> [LISTING]
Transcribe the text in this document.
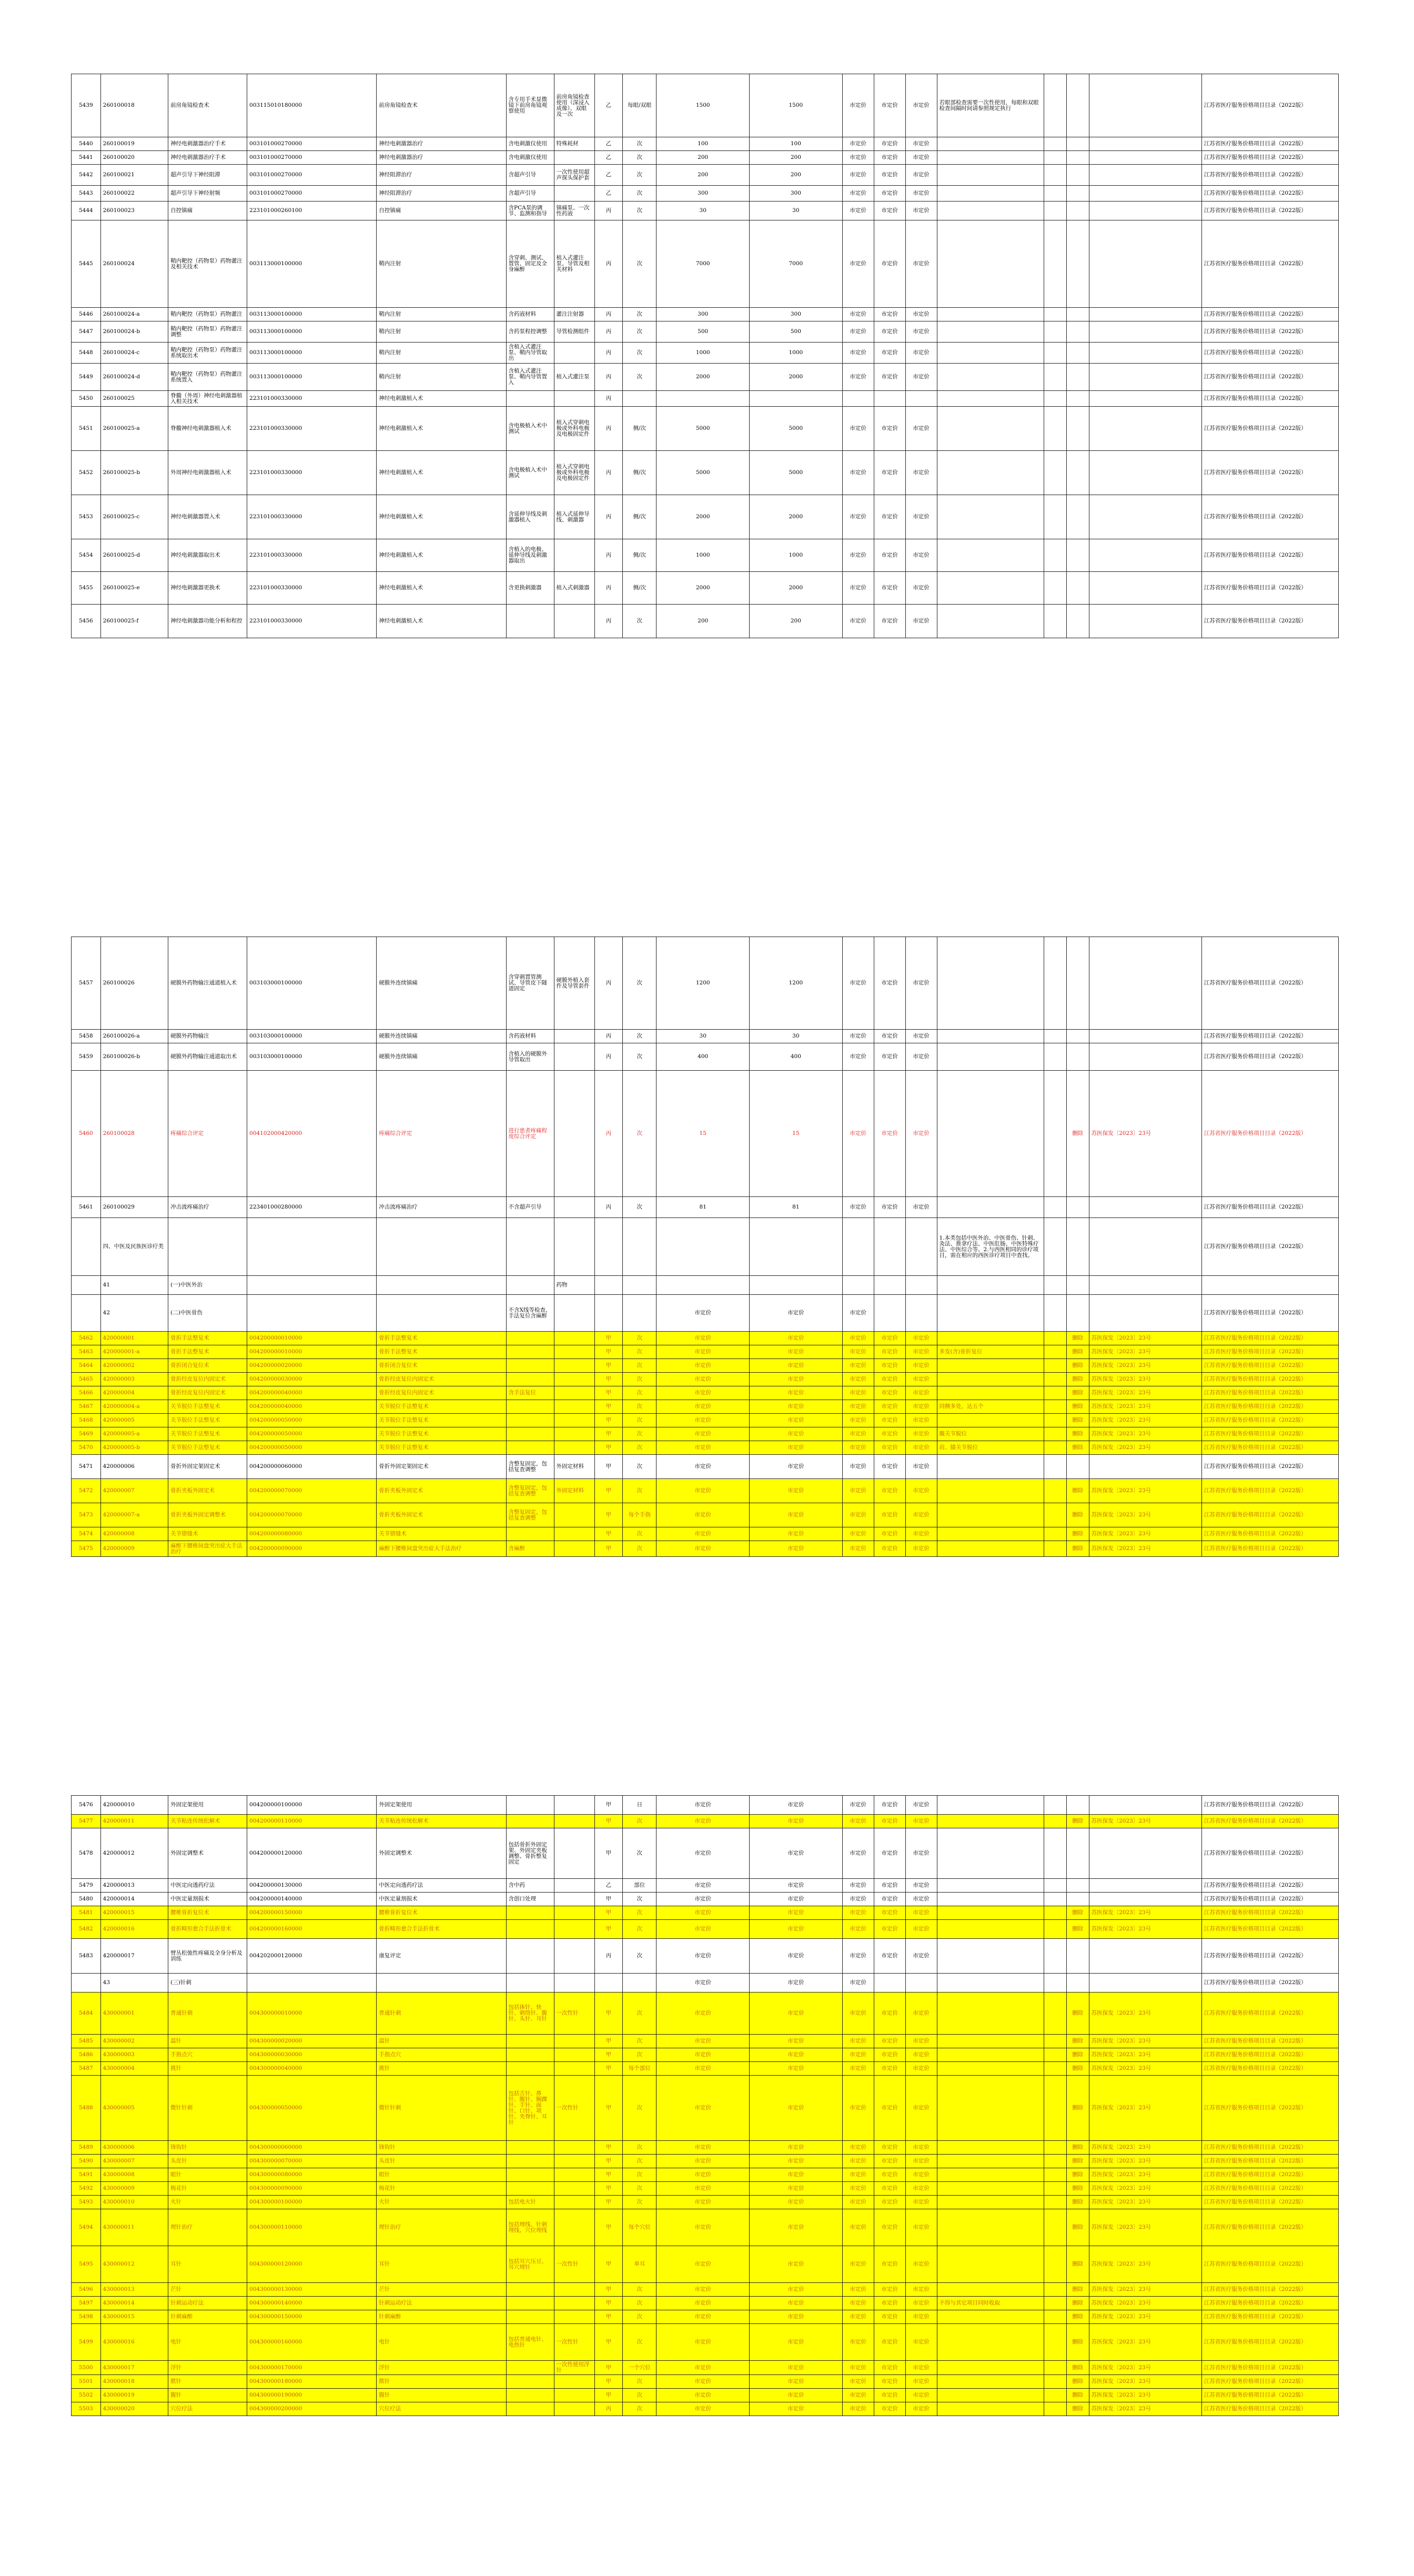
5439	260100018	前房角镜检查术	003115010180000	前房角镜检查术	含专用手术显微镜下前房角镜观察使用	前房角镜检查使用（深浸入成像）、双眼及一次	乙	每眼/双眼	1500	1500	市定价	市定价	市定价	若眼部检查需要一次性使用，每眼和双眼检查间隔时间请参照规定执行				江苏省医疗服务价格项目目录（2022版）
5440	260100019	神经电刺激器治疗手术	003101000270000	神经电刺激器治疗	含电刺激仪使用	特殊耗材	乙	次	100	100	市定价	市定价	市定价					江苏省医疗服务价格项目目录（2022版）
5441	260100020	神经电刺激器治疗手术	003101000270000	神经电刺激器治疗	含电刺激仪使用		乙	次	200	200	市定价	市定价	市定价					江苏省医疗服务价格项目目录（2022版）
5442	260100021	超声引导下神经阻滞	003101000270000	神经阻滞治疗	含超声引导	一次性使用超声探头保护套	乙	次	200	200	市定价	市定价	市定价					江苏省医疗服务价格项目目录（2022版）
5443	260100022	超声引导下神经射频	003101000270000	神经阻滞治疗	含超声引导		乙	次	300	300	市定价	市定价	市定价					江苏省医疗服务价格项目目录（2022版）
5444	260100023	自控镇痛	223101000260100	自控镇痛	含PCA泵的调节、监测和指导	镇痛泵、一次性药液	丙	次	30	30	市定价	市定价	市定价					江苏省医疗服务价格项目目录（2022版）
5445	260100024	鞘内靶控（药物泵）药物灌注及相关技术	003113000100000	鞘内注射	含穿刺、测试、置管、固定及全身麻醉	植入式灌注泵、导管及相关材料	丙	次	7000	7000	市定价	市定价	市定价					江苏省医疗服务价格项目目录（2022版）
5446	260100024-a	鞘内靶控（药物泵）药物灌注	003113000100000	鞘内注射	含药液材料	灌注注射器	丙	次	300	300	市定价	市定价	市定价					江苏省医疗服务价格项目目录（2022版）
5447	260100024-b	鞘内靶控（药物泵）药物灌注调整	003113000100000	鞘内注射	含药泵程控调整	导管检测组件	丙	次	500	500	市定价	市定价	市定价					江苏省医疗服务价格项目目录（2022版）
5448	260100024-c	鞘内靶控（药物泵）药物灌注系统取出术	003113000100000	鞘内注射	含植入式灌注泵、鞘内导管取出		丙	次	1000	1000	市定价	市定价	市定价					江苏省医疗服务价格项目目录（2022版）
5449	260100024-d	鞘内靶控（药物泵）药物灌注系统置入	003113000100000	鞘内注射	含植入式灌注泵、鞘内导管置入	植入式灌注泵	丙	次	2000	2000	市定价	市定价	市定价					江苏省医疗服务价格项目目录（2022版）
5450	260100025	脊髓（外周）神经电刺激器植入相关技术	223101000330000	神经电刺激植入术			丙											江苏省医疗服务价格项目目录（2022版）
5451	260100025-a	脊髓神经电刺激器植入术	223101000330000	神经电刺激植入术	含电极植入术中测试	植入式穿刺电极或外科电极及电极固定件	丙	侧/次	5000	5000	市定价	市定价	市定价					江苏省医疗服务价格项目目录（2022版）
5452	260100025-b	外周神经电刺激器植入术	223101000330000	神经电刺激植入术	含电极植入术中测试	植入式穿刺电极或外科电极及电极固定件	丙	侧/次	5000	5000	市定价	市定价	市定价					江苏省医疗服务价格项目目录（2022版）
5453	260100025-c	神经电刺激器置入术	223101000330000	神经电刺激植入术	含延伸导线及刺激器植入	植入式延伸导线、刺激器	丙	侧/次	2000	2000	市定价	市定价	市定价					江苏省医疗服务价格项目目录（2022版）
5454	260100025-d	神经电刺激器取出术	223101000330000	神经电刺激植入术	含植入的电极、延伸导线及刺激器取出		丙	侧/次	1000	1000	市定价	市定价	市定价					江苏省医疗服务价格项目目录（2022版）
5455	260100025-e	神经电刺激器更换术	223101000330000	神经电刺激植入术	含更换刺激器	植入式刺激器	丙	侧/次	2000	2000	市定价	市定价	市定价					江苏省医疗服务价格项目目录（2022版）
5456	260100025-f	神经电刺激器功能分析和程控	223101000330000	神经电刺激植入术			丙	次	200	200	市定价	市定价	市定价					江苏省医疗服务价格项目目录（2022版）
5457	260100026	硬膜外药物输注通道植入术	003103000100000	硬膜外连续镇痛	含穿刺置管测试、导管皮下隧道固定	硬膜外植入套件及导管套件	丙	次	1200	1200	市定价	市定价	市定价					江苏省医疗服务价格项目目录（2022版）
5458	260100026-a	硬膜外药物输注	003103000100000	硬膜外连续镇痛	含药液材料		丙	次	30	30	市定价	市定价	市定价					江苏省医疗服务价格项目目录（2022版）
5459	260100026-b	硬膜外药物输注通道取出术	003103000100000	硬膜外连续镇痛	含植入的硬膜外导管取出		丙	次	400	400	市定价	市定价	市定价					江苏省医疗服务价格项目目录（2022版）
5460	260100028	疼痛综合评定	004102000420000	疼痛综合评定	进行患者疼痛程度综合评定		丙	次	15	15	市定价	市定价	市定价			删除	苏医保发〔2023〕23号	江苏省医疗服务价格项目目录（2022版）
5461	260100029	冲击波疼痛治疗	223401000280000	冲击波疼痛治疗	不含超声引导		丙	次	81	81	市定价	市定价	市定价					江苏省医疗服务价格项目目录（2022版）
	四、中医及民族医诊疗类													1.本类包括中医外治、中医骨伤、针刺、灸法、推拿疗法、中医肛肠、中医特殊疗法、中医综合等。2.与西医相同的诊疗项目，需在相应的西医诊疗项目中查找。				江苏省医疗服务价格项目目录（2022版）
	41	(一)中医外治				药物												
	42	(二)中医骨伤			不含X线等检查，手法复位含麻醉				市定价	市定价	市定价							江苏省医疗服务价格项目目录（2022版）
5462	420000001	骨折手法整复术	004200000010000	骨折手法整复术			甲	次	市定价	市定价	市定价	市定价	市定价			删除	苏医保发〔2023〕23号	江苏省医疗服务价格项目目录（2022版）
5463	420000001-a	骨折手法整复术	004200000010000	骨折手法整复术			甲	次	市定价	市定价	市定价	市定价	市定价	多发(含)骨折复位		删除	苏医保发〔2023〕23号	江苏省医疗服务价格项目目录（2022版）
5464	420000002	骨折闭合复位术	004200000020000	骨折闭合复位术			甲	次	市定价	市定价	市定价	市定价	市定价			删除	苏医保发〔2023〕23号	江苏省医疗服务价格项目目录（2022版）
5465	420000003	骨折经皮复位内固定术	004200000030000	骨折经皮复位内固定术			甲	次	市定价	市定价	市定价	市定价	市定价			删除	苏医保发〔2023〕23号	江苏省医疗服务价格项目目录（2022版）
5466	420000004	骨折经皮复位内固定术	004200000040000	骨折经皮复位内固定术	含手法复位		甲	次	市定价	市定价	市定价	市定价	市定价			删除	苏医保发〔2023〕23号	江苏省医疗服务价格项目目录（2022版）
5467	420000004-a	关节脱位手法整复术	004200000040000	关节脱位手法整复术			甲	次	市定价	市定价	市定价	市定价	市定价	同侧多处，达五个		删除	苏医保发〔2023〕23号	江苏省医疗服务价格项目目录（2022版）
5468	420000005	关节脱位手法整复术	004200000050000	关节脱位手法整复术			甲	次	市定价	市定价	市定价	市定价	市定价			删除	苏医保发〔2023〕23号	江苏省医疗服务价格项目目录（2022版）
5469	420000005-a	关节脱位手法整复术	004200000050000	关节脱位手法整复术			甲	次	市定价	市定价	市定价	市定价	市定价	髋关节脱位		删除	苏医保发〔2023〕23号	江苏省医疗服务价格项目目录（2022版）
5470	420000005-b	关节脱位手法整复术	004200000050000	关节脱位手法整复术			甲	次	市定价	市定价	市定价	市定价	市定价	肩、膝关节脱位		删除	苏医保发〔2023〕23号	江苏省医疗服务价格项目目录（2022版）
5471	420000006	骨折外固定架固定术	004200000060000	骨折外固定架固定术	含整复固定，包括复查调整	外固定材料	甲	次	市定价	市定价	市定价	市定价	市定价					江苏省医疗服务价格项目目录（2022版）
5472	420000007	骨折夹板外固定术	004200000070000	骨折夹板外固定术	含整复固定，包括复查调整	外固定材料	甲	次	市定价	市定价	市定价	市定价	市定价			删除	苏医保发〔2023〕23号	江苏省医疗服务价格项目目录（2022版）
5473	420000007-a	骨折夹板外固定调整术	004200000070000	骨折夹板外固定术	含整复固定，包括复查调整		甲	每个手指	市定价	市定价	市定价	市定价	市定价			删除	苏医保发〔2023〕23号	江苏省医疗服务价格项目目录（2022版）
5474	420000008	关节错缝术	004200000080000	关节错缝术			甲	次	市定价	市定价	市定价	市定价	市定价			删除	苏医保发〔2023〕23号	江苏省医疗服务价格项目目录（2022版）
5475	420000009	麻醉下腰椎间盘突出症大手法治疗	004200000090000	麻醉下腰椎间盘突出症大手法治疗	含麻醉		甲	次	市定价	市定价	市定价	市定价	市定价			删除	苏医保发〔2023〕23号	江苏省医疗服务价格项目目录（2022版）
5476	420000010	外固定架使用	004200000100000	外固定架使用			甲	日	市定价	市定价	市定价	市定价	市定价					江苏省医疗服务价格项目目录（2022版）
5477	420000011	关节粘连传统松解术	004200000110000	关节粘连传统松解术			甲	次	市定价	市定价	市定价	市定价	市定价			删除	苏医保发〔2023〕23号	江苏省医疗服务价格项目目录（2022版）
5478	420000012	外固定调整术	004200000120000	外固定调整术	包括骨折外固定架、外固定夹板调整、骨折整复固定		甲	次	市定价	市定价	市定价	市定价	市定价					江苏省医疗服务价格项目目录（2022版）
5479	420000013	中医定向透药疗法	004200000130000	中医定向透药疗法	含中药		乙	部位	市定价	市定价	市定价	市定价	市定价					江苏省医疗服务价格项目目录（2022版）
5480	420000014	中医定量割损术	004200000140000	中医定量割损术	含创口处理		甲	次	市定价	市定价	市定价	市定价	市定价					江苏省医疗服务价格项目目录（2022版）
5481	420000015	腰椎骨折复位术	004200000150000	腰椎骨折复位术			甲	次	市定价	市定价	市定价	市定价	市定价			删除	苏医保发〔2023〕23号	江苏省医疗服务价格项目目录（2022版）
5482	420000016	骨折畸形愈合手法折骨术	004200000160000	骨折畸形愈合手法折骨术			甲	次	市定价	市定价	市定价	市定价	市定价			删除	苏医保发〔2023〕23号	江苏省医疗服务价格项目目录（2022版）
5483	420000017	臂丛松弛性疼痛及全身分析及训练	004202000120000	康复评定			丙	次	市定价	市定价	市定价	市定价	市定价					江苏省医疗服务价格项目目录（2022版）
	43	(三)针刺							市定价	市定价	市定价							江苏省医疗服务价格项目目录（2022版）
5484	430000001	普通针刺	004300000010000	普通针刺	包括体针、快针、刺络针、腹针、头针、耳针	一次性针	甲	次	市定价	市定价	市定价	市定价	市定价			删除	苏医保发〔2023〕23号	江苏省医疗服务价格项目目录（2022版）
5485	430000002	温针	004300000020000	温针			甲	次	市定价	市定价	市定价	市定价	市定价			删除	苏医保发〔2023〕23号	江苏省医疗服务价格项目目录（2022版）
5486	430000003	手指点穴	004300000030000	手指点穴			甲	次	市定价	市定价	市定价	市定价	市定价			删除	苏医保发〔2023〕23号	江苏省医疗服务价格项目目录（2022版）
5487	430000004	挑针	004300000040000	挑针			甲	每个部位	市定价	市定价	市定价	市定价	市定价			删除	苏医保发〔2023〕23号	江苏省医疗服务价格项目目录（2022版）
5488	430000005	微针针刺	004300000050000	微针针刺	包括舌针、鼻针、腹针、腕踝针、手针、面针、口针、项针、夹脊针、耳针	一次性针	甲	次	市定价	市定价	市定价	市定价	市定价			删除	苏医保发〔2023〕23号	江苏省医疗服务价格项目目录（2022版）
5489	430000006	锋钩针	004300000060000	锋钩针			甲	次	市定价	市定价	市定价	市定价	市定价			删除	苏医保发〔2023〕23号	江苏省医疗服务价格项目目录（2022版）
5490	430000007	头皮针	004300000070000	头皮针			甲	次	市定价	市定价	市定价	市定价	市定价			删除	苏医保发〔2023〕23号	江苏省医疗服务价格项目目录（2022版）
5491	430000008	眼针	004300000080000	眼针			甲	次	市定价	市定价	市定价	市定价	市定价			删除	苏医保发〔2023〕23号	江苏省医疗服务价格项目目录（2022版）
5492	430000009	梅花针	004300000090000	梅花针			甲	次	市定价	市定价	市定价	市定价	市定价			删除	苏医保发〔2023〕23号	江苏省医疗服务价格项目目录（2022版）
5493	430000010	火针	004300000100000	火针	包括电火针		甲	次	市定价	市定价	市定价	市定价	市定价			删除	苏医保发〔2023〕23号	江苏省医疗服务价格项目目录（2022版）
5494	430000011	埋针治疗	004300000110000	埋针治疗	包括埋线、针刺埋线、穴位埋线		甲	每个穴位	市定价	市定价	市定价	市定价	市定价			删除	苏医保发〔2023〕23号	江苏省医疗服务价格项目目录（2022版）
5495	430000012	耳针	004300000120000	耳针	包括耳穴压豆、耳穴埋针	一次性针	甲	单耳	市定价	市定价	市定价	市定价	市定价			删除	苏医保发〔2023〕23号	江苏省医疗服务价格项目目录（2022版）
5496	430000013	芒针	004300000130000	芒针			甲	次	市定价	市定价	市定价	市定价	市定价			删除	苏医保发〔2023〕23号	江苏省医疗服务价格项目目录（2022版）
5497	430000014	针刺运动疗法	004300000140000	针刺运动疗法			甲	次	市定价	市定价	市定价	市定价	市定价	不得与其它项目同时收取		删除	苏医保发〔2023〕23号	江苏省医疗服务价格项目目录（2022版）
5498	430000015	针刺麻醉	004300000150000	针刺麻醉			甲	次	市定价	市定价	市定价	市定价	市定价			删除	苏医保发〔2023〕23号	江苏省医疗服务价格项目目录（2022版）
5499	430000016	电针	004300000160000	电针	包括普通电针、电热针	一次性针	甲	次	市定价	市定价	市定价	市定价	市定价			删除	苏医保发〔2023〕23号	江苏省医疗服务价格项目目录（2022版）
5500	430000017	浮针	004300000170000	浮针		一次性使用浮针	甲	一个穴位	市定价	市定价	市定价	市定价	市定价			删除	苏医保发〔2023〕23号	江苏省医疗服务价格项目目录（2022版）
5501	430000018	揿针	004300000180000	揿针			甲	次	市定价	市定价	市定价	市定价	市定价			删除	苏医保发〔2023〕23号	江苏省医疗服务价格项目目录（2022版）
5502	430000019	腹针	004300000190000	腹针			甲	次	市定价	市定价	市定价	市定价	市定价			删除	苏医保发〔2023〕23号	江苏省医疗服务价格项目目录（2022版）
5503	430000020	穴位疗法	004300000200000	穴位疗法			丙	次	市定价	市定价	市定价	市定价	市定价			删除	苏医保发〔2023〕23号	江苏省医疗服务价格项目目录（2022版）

> [GOAL] Search the lines above for the string "鞘内靶控", then show every one that has it.

> [SOLVED PROBLEM]
5445	260100024	鞘内靶控（药物泵）药物灌注及相关技术	003113000100000	鞘内注射	含穿刺、测试、置管、固定及全身麻醉	植入式灌注泵、导管及相关材料	丙	次	7000	7000	市定价	市定价	市定价					江苏省医疗服务价格项目目录（2022版）
5446	260100024-a	鞘内靶控（药物泵）药物灌注	003113000100000	鞘内注射	含药液材料	灌注注射器	丙	次	300	300	市定价	市定价	市定价					江苏省医疗服务价格项目目录（2022版）
5447	260100024-b	鞘内靶控（药物泵）药物灌注调整	003113000100000	鞘内注射	含药泵程控调整	导管检测组件	丙	次	500	500	市定价	市定价	市定价					江苏省医疗服务价格项目目录（2022版）
5448	260100024-c	鞘内靶控（药物泵）药物灌注系统取出术	003113000100000	鞘内注射	含植入式灌注泵、鞘内导管取出		丙	次	1000	1000	市定价	市定价	市定价					江苏省医疗服务价格项目目录（2022版）
5449	260100024-d	鞘内靶控（药物泵）药物灌注系统置入	003113000100000	鞘内注射	含植入式灌注泵、鞘内导管置入	植入式灌注泵	丙	次	2000	2000	市定价	市定价	市定价					江苏省医疗服务价格项目目录（2022版）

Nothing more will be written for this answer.